• [WHAT TO WORK ON]: Output all of the entries below precisely as written.

[start SOURCE DATA]

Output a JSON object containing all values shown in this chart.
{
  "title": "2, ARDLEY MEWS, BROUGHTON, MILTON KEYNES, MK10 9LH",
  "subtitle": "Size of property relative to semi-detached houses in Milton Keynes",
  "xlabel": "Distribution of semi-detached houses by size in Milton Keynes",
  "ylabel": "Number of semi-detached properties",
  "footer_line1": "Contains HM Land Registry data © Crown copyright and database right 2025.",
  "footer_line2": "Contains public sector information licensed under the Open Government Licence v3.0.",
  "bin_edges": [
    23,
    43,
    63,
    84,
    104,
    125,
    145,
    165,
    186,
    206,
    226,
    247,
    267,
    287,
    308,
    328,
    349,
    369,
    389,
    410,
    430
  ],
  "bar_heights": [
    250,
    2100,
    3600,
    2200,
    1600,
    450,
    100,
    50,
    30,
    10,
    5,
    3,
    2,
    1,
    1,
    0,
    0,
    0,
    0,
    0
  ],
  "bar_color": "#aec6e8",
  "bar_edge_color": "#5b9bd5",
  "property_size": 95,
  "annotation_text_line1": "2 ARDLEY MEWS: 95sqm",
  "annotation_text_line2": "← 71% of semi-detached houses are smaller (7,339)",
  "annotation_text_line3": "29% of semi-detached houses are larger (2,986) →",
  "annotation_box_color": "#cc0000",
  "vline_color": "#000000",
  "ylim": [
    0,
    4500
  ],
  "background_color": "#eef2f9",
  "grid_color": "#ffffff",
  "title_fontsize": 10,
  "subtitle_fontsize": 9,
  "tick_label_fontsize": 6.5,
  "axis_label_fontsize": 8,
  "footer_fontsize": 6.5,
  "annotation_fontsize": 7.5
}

[end SOURCE DATA]

• [ANSWER IN FULL]:
Output a JSON object containing all values shown in this chart.
{
  "title": "2, ARDLEY MEWS, BROUGHTON, MILTON KEYNES, MK10 9LH",
  "subtitle": "Size of property relative to semi-detached houses in Milton Keynes",
  "xlabel": "Distribution of semi-detached houses by size in Milton Keynes",
  "ylabel": "Number of semi-detached properties",
  "footer_line1": "Contains HM Land Registry data © Crown copyright and database right 2025.",
  "footer_line2": "Contains public sector information licensed under the Open Government Licence v3.0.",
  "bin_edges": [
    23,
    43,
    63,
    84,
    104,
    125,
    145,
    165,
    186,
    206,
    226,
    247,
    267,
    287,
    308,
    328,
    349,
    369,
    389,
    410,
    430
  ],
  "bar_heights": [
    250,
    2100,
    3600,
    2200,
    1600,
    450,
    100,
    50,
    30,
    10,
    5,
    3,
    2,
    1,
    1,
    0,
    0,
    0,
    0,
    0
  ],
  "bar_color": "#aec6e8",
  "bar_edge_color": "#5b9bd5",
  "property_size": 95,
  "annotation_text_line1": "2 ARDLEY MEWS: 95sqm",
  "annotation_text_line2": "← 71% of semi-detached houses are smaller (7,339)",
  "annotation_text_line3": "29% of semi-detached houses are larger (2,986) →",
  "annotation_box_color": "#cc0000",
  "vline_color": "#000000",
  "ylim": [
    0,
    4500
  ],
  "background_color": "#eef2f9",
  "grid_color": "#ffffff",
  "title_fontsize": 10,
  "subtitle_fontsize": 9,
  "tick_label_fontsize": 6.5,
  "axis_label_fontsize": 8,
  "footer_fontsize": 6.5,
  "annotation_fontsize": 7.5
}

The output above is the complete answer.